§ **Aim**
Whenever a line contains the string "publié", copy it out of the entries.

(Records from a dataset)
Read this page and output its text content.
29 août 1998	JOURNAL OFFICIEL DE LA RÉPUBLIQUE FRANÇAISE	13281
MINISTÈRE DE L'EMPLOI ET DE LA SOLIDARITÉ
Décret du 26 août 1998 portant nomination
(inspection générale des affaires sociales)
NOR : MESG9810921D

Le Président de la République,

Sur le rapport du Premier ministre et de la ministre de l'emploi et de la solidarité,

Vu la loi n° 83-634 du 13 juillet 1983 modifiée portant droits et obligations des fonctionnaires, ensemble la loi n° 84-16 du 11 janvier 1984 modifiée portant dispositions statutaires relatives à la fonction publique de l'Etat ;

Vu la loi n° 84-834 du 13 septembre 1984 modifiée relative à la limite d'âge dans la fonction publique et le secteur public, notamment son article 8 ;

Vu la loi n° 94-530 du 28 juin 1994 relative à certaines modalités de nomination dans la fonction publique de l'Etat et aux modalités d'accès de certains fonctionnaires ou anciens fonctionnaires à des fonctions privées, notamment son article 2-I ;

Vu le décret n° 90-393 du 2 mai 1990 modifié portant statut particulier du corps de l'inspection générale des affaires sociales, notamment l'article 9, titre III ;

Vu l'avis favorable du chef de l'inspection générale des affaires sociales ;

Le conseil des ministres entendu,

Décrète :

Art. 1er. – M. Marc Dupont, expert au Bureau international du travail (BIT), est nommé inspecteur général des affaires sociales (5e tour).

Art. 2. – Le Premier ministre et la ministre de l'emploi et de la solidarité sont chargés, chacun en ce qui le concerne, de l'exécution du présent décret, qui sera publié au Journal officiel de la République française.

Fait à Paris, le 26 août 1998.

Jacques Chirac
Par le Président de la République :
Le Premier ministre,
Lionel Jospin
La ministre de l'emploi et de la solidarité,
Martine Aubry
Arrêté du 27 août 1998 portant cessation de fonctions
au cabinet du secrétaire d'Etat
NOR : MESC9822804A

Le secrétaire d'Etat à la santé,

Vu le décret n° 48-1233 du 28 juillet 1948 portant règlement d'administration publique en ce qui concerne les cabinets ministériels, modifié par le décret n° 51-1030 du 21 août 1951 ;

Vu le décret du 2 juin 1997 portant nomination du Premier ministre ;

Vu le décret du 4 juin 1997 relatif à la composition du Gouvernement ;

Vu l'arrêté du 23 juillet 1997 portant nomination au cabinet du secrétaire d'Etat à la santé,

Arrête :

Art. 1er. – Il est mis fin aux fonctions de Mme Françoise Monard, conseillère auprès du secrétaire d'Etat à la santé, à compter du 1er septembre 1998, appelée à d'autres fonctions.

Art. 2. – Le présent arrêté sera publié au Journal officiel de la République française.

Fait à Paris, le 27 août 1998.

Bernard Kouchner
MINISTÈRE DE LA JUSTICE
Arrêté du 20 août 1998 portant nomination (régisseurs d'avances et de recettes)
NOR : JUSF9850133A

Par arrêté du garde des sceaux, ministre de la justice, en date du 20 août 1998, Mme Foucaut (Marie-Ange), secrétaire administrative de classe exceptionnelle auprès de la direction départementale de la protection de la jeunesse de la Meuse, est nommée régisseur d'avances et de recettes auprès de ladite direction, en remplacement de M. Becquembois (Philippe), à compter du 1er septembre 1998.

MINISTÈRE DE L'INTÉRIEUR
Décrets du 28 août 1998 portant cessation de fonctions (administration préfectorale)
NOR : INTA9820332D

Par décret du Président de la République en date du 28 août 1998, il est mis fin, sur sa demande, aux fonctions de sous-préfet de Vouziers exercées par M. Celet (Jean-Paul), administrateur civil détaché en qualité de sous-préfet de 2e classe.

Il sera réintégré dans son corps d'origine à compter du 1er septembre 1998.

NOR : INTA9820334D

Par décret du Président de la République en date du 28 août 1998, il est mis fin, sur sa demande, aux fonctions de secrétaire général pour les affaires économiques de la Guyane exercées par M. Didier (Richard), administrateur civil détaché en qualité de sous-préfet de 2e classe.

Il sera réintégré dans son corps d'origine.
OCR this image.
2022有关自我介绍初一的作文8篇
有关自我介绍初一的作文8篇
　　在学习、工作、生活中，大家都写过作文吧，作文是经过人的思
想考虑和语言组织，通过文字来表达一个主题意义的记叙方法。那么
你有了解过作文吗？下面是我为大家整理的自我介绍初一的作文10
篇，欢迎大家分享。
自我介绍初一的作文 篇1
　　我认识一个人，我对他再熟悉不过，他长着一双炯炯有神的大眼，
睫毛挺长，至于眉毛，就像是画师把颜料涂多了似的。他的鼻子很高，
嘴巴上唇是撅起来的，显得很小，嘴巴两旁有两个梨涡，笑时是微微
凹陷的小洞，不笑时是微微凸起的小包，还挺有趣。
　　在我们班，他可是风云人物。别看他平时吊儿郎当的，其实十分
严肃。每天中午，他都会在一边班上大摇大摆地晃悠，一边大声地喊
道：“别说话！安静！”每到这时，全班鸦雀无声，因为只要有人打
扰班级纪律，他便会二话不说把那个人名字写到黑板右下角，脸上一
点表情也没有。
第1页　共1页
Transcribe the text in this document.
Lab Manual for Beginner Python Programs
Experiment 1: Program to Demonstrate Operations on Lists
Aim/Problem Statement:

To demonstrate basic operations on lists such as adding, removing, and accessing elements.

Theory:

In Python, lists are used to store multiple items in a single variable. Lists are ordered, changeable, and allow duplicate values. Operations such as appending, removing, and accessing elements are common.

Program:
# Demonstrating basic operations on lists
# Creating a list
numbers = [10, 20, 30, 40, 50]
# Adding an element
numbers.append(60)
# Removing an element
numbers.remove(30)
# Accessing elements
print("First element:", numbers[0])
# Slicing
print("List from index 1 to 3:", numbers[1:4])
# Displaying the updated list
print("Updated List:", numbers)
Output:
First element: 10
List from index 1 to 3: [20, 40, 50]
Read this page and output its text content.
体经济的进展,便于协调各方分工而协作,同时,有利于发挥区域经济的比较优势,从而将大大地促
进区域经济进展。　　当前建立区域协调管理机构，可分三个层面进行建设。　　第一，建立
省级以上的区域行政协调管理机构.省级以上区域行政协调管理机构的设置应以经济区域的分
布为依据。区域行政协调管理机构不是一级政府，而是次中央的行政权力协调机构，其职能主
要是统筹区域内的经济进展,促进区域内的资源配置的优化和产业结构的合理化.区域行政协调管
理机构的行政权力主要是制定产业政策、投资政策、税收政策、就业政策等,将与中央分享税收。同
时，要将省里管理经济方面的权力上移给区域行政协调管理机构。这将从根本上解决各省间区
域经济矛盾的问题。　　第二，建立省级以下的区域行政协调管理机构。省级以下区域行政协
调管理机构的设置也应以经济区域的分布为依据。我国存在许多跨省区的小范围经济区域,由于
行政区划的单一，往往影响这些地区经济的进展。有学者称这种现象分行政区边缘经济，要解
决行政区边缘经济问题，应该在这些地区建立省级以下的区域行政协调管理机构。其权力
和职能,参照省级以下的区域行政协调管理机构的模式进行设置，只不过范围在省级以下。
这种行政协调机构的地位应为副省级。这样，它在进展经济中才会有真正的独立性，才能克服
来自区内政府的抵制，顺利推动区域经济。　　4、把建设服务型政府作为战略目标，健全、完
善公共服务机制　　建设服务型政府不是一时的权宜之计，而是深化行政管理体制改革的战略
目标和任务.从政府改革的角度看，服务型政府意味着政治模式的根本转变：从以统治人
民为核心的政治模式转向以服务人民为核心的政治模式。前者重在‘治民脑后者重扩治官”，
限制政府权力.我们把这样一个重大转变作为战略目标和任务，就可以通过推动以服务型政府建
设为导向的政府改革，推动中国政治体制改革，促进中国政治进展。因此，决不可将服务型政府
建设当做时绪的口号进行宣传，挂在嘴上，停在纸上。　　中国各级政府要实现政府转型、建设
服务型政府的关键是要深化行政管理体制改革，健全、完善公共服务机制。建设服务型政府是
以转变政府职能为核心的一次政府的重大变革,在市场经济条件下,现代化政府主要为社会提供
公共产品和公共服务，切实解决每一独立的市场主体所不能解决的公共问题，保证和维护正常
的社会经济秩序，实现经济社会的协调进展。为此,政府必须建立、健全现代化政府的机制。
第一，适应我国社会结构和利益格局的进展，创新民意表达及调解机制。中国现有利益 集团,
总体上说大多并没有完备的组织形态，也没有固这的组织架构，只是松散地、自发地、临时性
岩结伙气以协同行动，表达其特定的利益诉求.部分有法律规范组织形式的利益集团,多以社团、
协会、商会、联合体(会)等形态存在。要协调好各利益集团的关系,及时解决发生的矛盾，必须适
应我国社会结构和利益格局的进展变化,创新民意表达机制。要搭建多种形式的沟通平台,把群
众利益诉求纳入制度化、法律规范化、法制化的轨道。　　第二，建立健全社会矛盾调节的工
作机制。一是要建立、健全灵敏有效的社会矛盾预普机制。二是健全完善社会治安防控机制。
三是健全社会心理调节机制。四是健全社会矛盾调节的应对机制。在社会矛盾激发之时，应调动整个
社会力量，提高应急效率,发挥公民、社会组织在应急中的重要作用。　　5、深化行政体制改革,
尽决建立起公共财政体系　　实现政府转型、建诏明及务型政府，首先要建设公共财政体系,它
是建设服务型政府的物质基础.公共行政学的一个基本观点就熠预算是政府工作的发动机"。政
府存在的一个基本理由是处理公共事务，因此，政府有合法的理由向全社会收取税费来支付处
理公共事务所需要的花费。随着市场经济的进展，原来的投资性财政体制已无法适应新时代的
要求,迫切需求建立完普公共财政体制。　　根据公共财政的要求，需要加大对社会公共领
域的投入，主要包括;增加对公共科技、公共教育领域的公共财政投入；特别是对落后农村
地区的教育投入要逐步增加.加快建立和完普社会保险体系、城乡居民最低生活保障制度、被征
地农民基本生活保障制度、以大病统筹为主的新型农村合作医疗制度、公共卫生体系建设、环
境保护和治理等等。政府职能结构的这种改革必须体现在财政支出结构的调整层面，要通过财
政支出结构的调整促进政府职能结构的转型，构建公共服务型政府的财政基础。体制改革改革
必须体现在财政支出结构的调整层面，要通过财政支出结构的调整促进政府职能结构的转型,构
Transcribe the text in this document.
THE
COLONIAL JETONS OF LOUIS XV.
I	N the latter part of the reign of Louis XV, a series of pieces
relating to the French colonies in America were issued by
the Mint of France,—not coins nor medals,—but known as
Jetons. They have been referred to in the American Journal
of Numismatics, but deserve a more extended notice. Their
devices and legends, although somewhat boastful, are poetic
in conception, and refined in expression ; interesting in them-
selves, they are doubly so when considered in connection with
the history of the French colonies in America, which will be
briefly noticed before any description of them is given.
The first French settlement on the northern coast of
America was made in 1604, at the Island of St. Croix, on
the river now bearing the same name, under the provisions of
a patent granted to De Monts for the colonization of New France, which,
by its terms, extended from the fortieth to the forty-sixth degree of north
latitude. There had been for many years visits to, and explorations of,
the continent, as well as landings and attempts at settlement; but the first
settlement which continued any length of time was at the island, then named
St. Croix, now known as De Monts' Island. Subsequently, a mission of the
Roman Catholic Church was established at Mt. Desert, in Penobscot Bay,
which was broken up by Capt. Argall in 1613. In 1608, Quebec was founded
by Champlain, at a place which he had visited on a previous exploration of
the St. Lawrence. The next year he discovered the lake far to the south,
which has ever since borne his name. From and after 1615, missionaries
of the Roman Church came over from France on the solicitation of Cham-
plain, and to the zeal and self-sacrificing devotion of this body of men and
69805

§ **Exercise solution**
Art. 2. – Le Premier ministre et la ministre de l'emploi et de la solidarité sont chargés, chacun en ce qui le concerne, de l'exécution du présent décret, qui sera publié au Journal officiel de la République française.
Art. 2. – Le présent arrêté sera publié au Journal officiel de la République française.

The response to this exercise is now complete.